**DATA IN THIS EXERCISE:**

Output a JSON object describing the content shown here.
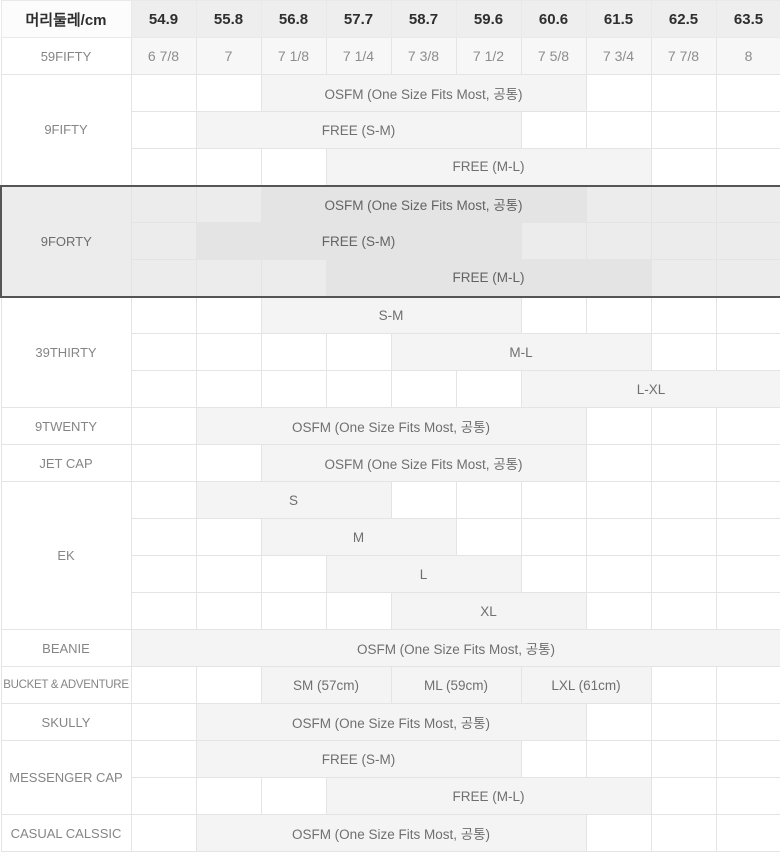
{
  "table": {
    "header": {
      "label": "머리둘레/cm",
      "columns": [
        "54.9",
        "55.8",
        "56.8",
        "57.7",
        "58.7",
        "59.6",
        "60.6",
        "61.5",
        "62.5",
        "63.5"
      ]
    },
    "rows": {
      "fifty_nine_fifty": {
        "label": "59FIFTY",
        "values": [
          "6 7/8",
          "7",
          "7 1/8",
          "7 1/4",
          "7 3/8",
          "7 1/2",
          "7 5/8",
          "7 3/4",
          "7 7/8",
          "8"
        ]
      },
      "nine_fifty": {
        "label": "9FIFTY",
        "sizes": [
          "OSFM (One Size Fits Most, 공통)",
          "FREE (S-M)",
          "FREE (M-L)"
        ]
      },
      "nine_forty": {
        "label": "9FORTY",
        "highlighted": true,
        "sizes": [
          "OSFM (One Size Fits Most, 공통)",
          "FREE (S-M)",
          "FREE (M-L)"
        ]
      },
      "thirty_nine_thirty": {
        "label": "39THIRTY",
        "sizes": [
          "S-M",
          "M-L",
          "L-XL"
        ]
      },
      "nine_twenty": {
        "label": "9TWENTY",
        "sizes": [
          "OSFM (One Size Fits Most, 공통)"
        ]
      },
      "jet_cap": {
        "label": "JET CAP",
        "sizes": [
          "OSFM (One Size Fits Most, 공통)"
        ]
      },
      "ek": {
        "label": "EK",
        "sizes": [
          "S",
          "M",
          "L",
          "XL"
        ]
      },
      "beanie": {
        "label": "BEANIE",
        "sizes": [
          "OSFM (One Size Fits Most, 공통)"
        ]
      },
      "bucket_adventure": {
        "label": "BUCKET & ADVENTURE",
        "sizes": [
          "SM (57cm)",
          "ML (59cm)",
          "LXL (61cm)"
        ]
      },
      "skully": {
        "label": "SKULLY",
        "sizes": [
          "OSFM (One Size Fits Most, 공통)"
        ]
      },
      "messenger_cap": {
        "label": "MESSENGER CAP",
        "sizes": [
          "FREE (S-M)",
          "FREE (M-L)"
        ]
      },
      "casual_classic": {
        "label": "CASUAL CALSSIC",
        "sizes": [
          "OSFM (One Size Fits Most, 공통)"
        ]
      }
    }
  },
  "colors": {
    "header_bg": "#eeeeee",
    "row_shade_bg": "#f7f7f7",
    "size_cell_bg": "#f4f4f4",
    "highlight_section_bg": "#ececec",
    "highlight_size_cell_bg": "#e4e4e4",
    "highlight_border": "#555555",
    "grid_line": "#e4e4e4"
  }
}
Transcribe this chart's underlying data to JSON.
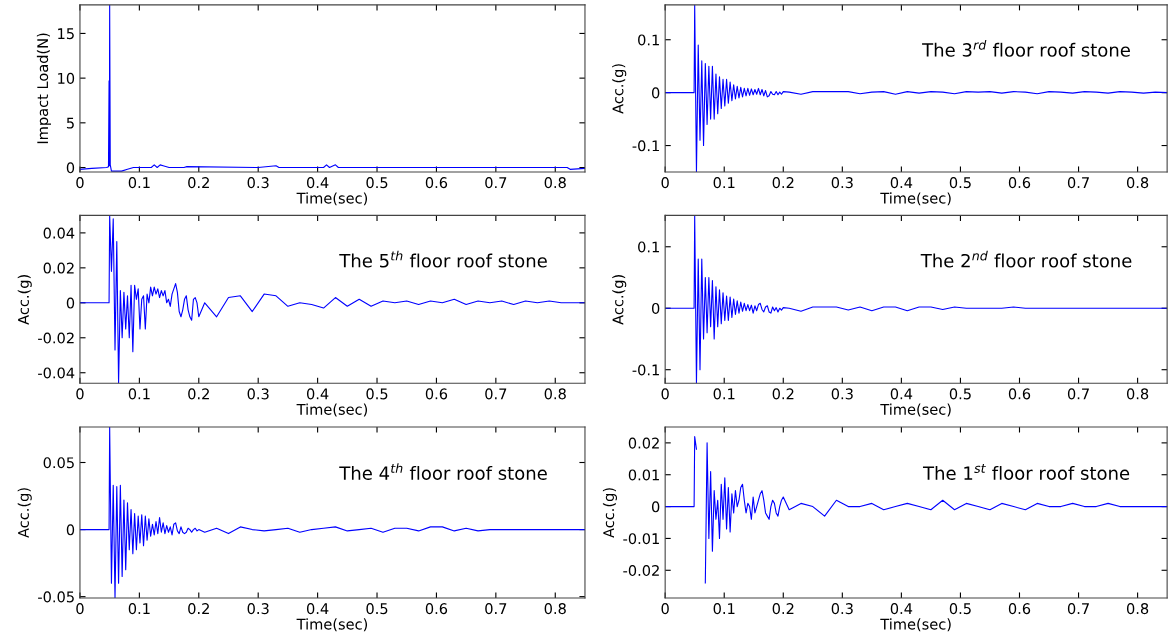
{
  "chart_data": [
    {
      "type": "line",
      "xlabel": "Time(sec)",
      "ylabel": "Impact Load(N)",
      "xlim": [
        0,
        0.85
      ],
      "ylim": [
        -0.5,
        18.2
      ],
      "xticks": [
        0,
        0.1,
        0.2,
        0.3,
        0.4,
        0.5,
        0.6,
        0.7,
        0.8
      ],
      "yticks": [
        0,
        5,
        10,
        15
      ],
      "grid": false,
      "legend": false,
      "marker": "none",
      "line_style": "solid",
      "series": [
        {
          "color": "#0000ff",
          "x": [
            0,
            0.02,
            0.045,
            0.048,
            0.049,
            0.0495,
            0.05,
            0.051,
            0.053,
            0.07,
            0.08,
            0.09,
            0.12,
            0.125,
            0.13,
            0.135,
            0.14,
            0.15,
            0.175,
            0.18,
            0.3,
            0.33,
            0.335,
            0.41,
            0.415,
            0.42,
            0.43,
            0.435,
            0.82,
            0.825,
            0.85
          ],
          "values": [
            -0.2,
            -0.1,
            0,
            0.1,
            9.7,
            0.2,
            18.2,
            0.3,
            -0.4,
            -0.4,
            -0.2,
            0,
            0,
            0.3,
            0,
            0.3,
            0.2,
            0,
            0,
            0.1,
            0,
            0.2,
            0,
            0,
            0.3,
            0,
            0.3,
            0,
            0,
            -0.2,
            -0.1
          ]
        }
      ]
    },
    {
      "type": "line",
      "xlabel": "Time(sec)",
      "ylabel": "Acc.(g)",
      "annotations": [
        "The 3$^{rd}$ floor roof stone"
      ],
      "xlim": [
        0,
        0.85
      ],
      "ylim": [
        -0.15,
        0.166
      ],
      "xticks": [
        0,
        0.1,
        0.2,
        0.3,
        0.4,
        0.5,
        0.6,
        0.7,
        0.8
      ],
      "yticks": [
        -0.1,
        0,
        0.1
      ],
      "grid": false,
      "legend": false,
      "marker": "none",
      "line_style": "solid",
      "x": [
        0,
        0.02,
        0.049,
        0.05,
        0.053,
        0.056,
        0.059,
        0.062,
        0.065,
        0.068,
        0.071,
        0.074,
        0.077,
        0.08,
        0.083,
        0.086,
        0.089,
        0.092,
        0.095,
        0.098,
        0.101,
        0.104,
        0.107,
        0.11,
        0.113,
        0.116,
        0.119,
        0.122,
        0.125,
        0.128,
        0.131,
        0.134,
        0.137,
        0.14,
        0.143,
        0.146,
        0.149,
        0.152,
        0.155,
        0.158,
        0.161,
        0.164,
        0.167,
        0.17,
        0.173,
        0.176,
        0.179,
        0.182,
        0.185,
        0.188,
        0.191,
        0.194,
        0.197,
        0.2,
        0.21,
        0.23,
        0.25,
        0.27,
        0.29,
        0.31,
        0.33,
        0.35,
        0.37,
        0.39,
        0.41,
        0.43,
        0.45,
        0.47,
        0.49,
        0.51,
        0.53,
        0.55,
        0.57,
        0.59,
        0.61,
        0.63,
        0.65,
        0.67,
        0.69,
        0.71,
        0.73,
        0.75,
        0.77,
        0.79,
        0.81,
        0.83,
        0.85
      ],
      "series": [
        {
          "color": "#0000ff",
          "values": [
            0,
            0,
            0,
            0.166,
            -0.15,
            0.09,
            -0.09,
            0.06,
            -0.1,
            0.055,
            -0.06,
            0.05,
            -0.05,
            0.05,
            -0.05,
            0.035,
            -0.04,
            0.03,
            -0.03,
            0.025,
            -0.025,
            0.025,
            -0.02,
            0.02,
            -0.015,
            0.015,
            -0.012,
            0.012,
            -0.01,
            0.01,
            -0.008,
            0.008,
            -0.006,
            0.008,
            -0.005,
            0.007,
            -0.004,
            0.006,
            -0.003,
            0.008,
            -0.004,
            0.006,
            -0.006,
            0.004,
            -0.008,
            -0.006,
            0.002,
            -0.003,
            -0.004,
            0.002,
            -0.004,
            0.001,
            -0.003,
            0.002,
            0.001,
            -0.003,
            0.002,
            0.002,
            0.002,
            0.002,
            -0.002,
            0.001,
            0.002,
            -0.003,
            0.002,
            -0.001,
            0.002,
            0.001,
            -0.002,
            0.002,
            0.001,
            0.002,
            -0.001,
            0.002,
            0.001,
            -0.002,
            0.002,
            0.001,
            -0.001,
            0.002,
            0.001,
            -0.001,
            0.002,
            0.001,
            -0.001,
            0.001,
            0
          ]
        }
      ]
    },
    {
      "type": "line",
      "xlabel": "Time(sec)",
      "ylabel": "Acc.(g)",
      "annotations": [
        "The 5$^{th}$ floor roof stone"
      ],
      "xlim": [
        0,
        0.85
      ],
      "ylim": [
        -0.046,
        0.05
      ],
      "xticks": [
        0,
        0.1,
        0.2,
        0.3,
        0.4,
        0.5,
        0.6,
        0.7,
        0.8
      ],
      "yticks": [
        -0.04,
        -0.02,
        0,
        0.02,
        0.04
      ],
      "grid": false,
      "legend": false,
      "marker": "none",
      "line_style": "solid",
      "x": [
        0,
        0.02,
        0.049,
        0.05,
        0.053,
        0.056,
        0.059,
        0.062,
        0.065,
        0.068,
        0.071,
        0.074,
        0.077,
        0.08,
        0.083,
        0.086,
        0.089,
        0.092,
        0.095,
        0.098,
        0.101,
        0.104,
        0.107,
        0.11,
        0.113,
        0.116,
        0.119,
        0.122,
        0.125,
        0.128,
        0.131,
        0.134,
        0.137,
        0.14,
        0.143,
        0.146,
        0.149,
        0.152,
        0.155,
        0.158,
        0.161,
        0.164,
        0.167,
        0.17,
        0.173,
        0.176,
        0.179,
        0.182,
        0.185,
        0.188,
        0.191,
        0.194,
        0.197,
        0.2,
        0.21,
        0.23,
        0.25,
        0.27,
        0.29,
        0.31,
        0.33,
        0.35,
        0.37,
        0.39,
        0.41,
        0.43,
        0.45,
        0.47,
        0.49,
        0.51,
        0.53,
        0.55,
        0.57,
        0.59,
        0.61,
        0.63,
        0.65,
        0.67,
        0.69,
        0.71,
        0.73,
        0.75,
        0.77,
        0.79,
        0.81,
        0.83,
        0.85
      ],
      "series": [
        {
          "color": "#0000ff",
          "values": [
            0,
            0,
            0,
            0.05,
            0.018,
            0.048,
            -0.027,
            0.035,
            -0.046,
            0.007,
            -0.02,
            0.006,
            -0.015,
            0.004,
            -0.02,
            0.01,
            -0.028,
            0.01,
            0.002,
            0.008,
            -0.015,
            0.002,
            0.004,
            -0.015,
            0.005,
            0,
            0.009,
            0.004,
            0.009,
            0.005,
            0.008,
            0.003,
            0.007,
            0.004,
            0.007,
            0,
            0.002,
            -0.002,
            0.005,
            0.008,
            0.011,
            0.006,
            -0.005,
            -0.008,
            -0.004,
            0.002,
            0.004,
            -0.004,
            -0.008,
            -0.01,
            0.002,
            0.003,
            0,
            -0.008,
            0,
            -0.008,
            0.003,
            0.004,
            -0.005,
            0.005,
            0.004,
            -0.002,
            0,
            -0.001,
            -0.003,
            0.003,
            -0.002,
            0.002,
            -0.002,
            0.001,
            0,
            0.001,
            -0.001,
            0.001,
            0,
            0.002,
            -0.001,
            0.001,
            0,
            0.001,
            -0.001,
            0.001,
            0,
            0.001,
            0,
            0,
            0
          ]
        }
      ]
    },
    {
      "type": "line",
      "xlabel": "Time(sec)",
      "ylabel": "Acc.(g)",
      "annotations": [
        "The 2$^{nd}$ floor roof stone"
      ],
      "xlim": [
        0,
        0.85
      ],
      "ylim": [
        -0.122,
        0.151
      ],
      "xticks": [
        0,
        0.1,
        0.2,
        0.3,
        0.4,
        0.5,
        0.6,
        0.7,
        0.8
      ],
      "yticks": [
        -0.1,
        0,
        0.1
      ],
      "grid": false,
      "legend": false,
      "marker": "none",
      "line_style": "solid",
      "x": [
        0,
        0.02,
        0.049,
        0.05,
        0.053,
        0.056,
        0.059,
        0.062,
        0.065,
        0.068,
        0.071,
        0.074,
        0.077,
        0.08,
        0.083,
        0.086,
        0.089,
        0.092,
        0.095,
        0.098,
        0.101,
        0.104,
        0.107,
        0.11,
        0.113,
        0.116,
        0.119,
        0.122,
        0.125,
        0.128,
        0.131,
        0.134,
        0.137,
        0.14,
        0.143,
        0.146,
        0.149,
        0.152,
        0.155,
        0.158,
        0.161,
        0.164,
        0.167,
        0.17,
        0.173,
        0.176,
        0.179,
        0.182,
        0.185,
        0.188,
        0.191,
        0.194,
        0.197,
        0.2,
        0.21,
        0.23,
        0.25,
        0.27,
        0.29,
        0.31,
        0.33,
        0.35,
        0.37,
        0.39,
        0.41,
        0.43,
        0.45,
        0.47,
        0.49,
        0.51,
        0.53,
        0.55,
        0.57,
        0.59,
        0.61,
        0.63,
        0.65,
        0.67,
        0.69,
        0.71,
        0.73,
        0.75,
        0.77,
        0.79,
        0.81,
        0.83,
        0.85
      ],
      "series": [
        {
          "color": "#0000ff",
          "values": [
            0,
            0,
            0,
            0.151,
            -0.122,
            0.08,
            -0.1,
            0.08,
            -0.05,
            0.05,
            -0.04,
            0.05,
            -0.03,
            0.045,
            -0.05,
            0.035,
            -0.03,
            0.03,
            -0.025,
            0.025,
            -0.02,
            0.02,
            -0.02,
            0.018,
            -0.015,
            0.015,
            -0.01,
            0.012,
            -0.008,
            0.01,
            -0.005,
            0.008,
            -0.004,
            0.006,
            -0.004,
            0.005,
            -0.008,
            0.004,
            -0.004,
            0.006,
            0.008,
            -0.002,
            -0.006,
            0.002,
            0.004,
            -0.006,
            -0.008,
            0.002,
            -0.004,
            0.001,
            -0.006,
            0,
            -0.003,
            0.001,
            0,
            -0.005,
            0.002,
            0.002,
            0.002,
            -0.003,
            0.002,
            -0.004,
            0.002,
            0.002,
            -0.004,
            0.002,
            0.002,
            -0.002,
            0.002,
            0,
            0,
            0,
            0,
            0.002,
            0,
            0,
            0,
            0,
            0,
            0,
            0,
            0,
            0,
            0,
            0,
            0,
            0
          ]
        }
      ]
    },
    {
      "type": "line",
      "xlabel": "Time(sec)",
      "ylabel": "Acc.(g)",
      "annotations": [
        "The 4$^{th}$ floor roof stone"
      ],
      "xlim": [
        0,
        0.85
      ],
      "ylim": [
        -0.051,
        0.0765
      ],
      "xticks": [
        0,
        0.1,
        0.2,
        0.3,
        0.4,
        0.5,
        0.6,
        0.7,
        0.8
      ],
      "yticks": [
        -0.05,
        0,
        0.05
      ],
      "grid": false,
      "legend": false,
      "marker": "none",
      "line_style": "solid",
      "x": [
        0,
        0.02,
        0.049,
        0.05,
        0.053,
        0.056,
        0.059,
        0.062,
        0.065,
        0.068,
        0.071,
        0.074,
        0.077,
        0.08,
        0.083,
        0.086,
        0.089,
        0.092,
        0.095,
        0.098,
        0.101,
        0.104,
        0.107,
        0.11,
        0.113,
        0.116,
        0.119,
        0.122,
        0.125,
        0.128,
        0.131,
        0.134,
        0.137,
        0.14,
        0.143,
        0.146,
        0.149,
        0.152,
        0.155,
        0.158,
        0.161,
        0.164,
        0.167,
        0.17,
        0.173,
        0.176,
        0.179,
        0.182,
        0.185,
        0.188,
        0.191,
        0.194,
        0.197,
        0.2,
        0.21,
        0.23,
        0.25,
        0.27,
        0.29,
        0.31,
        0.33,
        0.35,
        0.37,
        0.39,
        0.41,
        0.43,
        0.45,
        0.47,
        0.49,
        0.51,
        0.53,
        0.55,
        0.57,
        0.59,
        0.61,
        0.63,
        0.65,
        0.67,
        0.69,
        0.71,
        0.73,
        0.75,
        0.77,
        0.79,
        0.81,
        0.83,
        0.85
      ],
      "series": [
        {
          "color": "#0000ff",
          "values": [
            0,
            0,
            0,
            0.0765,
            -0.04,
            0.033,
            -0.051,
            0.032,
            -0.04,
            0.033,
            -0.035,
            0.022,
            -0.03,
            0.02,
            -0.015,
            0.015,
            -0.018,
            0.012,
            -0.015,
            0.01,
            -0.01,
            0.011,
            -0.012,
            0.01,
            -0.008,
            0.008,
            -0.005,
            0.004,
            -0.004,
            0.006,
            -0.003,
            0.009,
            -0.002,
            0.005,
            -0.003,
            0.003,
            -0.002,
            0.002,
            -0.004,
            0.004,
            0.005,
            -0.001,
            -0.003,
            0.002,
            -0.002,
            -0.003,
            -0.002,
            0.001,
            0,
            -0.002,
            0,
            0.001,
            -0.001,
            0,
            -0.002,
            0.001,
            -0.003,
            0.002,
            0,
            -0.001,
            0,
            0.001,
            -0.002,
            0,
            0.001,
            0.002,
            -0.001,
            0,
            0.001,
            -0.002,
            0.001,
            0.001,
            -0.001,
            0.002,
            0.002,
            -0.001,
            0.001,
            -0.001,
            0,
            0,
            0,
            0,
            0,
            0,
            0,
            0,
            0
          ]
        }
      ]
    },
    {
      "type": "line",
      "xlabel": "Time(sec)",
      "ylabel": "Acc.(g)",
      "annotations": [
        "The 1$^{st}$ floor roof stone"
      ],
      "xlim": [
        0,
        0.85
      ],
      "ylim": [
        -0.0287,
        0.025
      ],
      "xticks": [
        0,
        0.1,
        0.2,
        0.3,
        0.4,
        0.5,
        0.6,
        0.7,
        0.8
      ],
      "yticks": [
        -0.02,
        -0.01,
        0,
        0.01,
        0.02
      ],
      "grid": false,
      "legend": false,
      "marker": "none",
      "line_style": "solid",
      "x": [
        0,
        0.02,
        0.049,
        0.05,
        0.053,
        0.056,
        0.059,
        0.062,
        0.065,
        0.068,
        0.071,
        0.074,
        0.077,
        0.08,
        0.083,
        0.086,
        0.089,
        0.092,
        0.095,
        0.098,
        0.101,
        0.104,
        0.107,
        0.11,
        0.113,
        0.116,
        0.119,
        0.122,
        0.125,
        0.128,
        0.131,
        0.134,
        0.137,
        0.14,
        0.143,
        0.146,
        0.149,
        0.152,
        0.155,
        0.158,
        0.161,
        0.164,
        0.167,
        0.17,
        0.173,
        0.176,
        0.179,
        0.182,
        0.185,
        0.188,
        0.191,
        0.194,
        0.197,
        0.2,
        0.21,
        0.23,
        0.25,
        0.27,
        0.29,
        0.31,
        0.33,
        0.35,
        0.37,
        0.39,
        0.41,
        0.43,
        0.45,
        0.47,
        0.49,
        0.51,
        0.53,
        0.55,
        0.57,
        0.59,
        0.61,
        0.63,
        0.65,
        0.67,
        0.69,
        0.71,
        0.73,
        0.75,
        0.77,
        0.79,
        0.81,
        0.83,
        0.85
      ],
      "series": [
        {
          "color": "#0000ff",
          "values": [
            0,
            0,
            0,
            0.022,
            0.018,
            null,
            null,
            null,
            null,
            -0.024,
            0.02,
            -0.01,
            0.011,
            -0.014,
            0.005,
            -0.004,
            0.002,
            -0.01,
            0.007,
            -0.004,
            0.009,
            -0.007,
            0.006,
            -0.008,
            0.004,
            -0.002,
            0.005,
            0,
            0.002,
            0.006,
            0.007,
            0.002,
            -0.002,
            0.001,
            0,
            -0.004,
            0.003,
            -0.002,
            0,
            0.002,
            0.004,
            0.005,
            0.002,
            -0.002,
            -0.003,
            -0.004,
            0,
            0.002,
            0.001,
            -0.002,
            -0.003,
            0,
            0.002,
            0.003,
            -0.001,
            0.001,
            0,
            -0.003,
            0.002,
            0,
            0,
            0.001,
            -0.001,
            0,
            0.001,
            0,
            -0.001,
            0.002,
            -0.001,
            0.001,
            0,
            -0.001,
            0.001,
            0,
            -0.001,
            0.001,
            0,
            0,
            0.001,
            0,
            0,
            0.001,
            0,
            0,
            0,
            0,
            0
          ]
        }
      ]
    }
  ]
}
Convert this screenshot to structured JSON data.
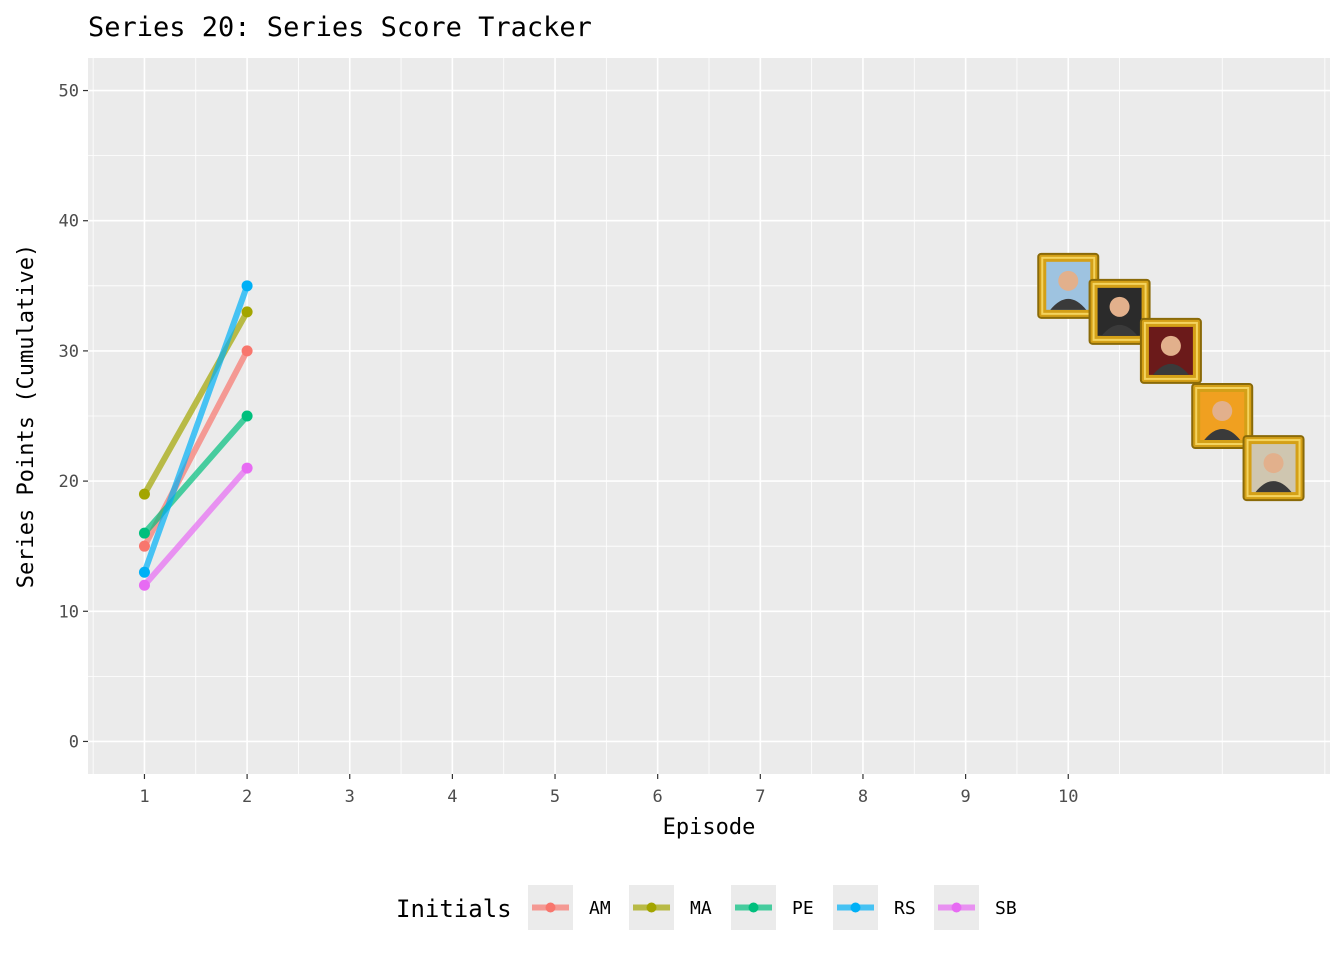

**THE EXERCISE:** Where a line holds "roof", copy it out.

**EXERCISE ANSWER:**
        "The 3$^{rd}$ floor roof stone"
        "The 5$^{th}$ floor roof stone"
        "The 2$^{nd}$ floor roof stone"
        "The 4$^{th}$ floor roof stone"
        "The 1$^{st}$ floor roof stone"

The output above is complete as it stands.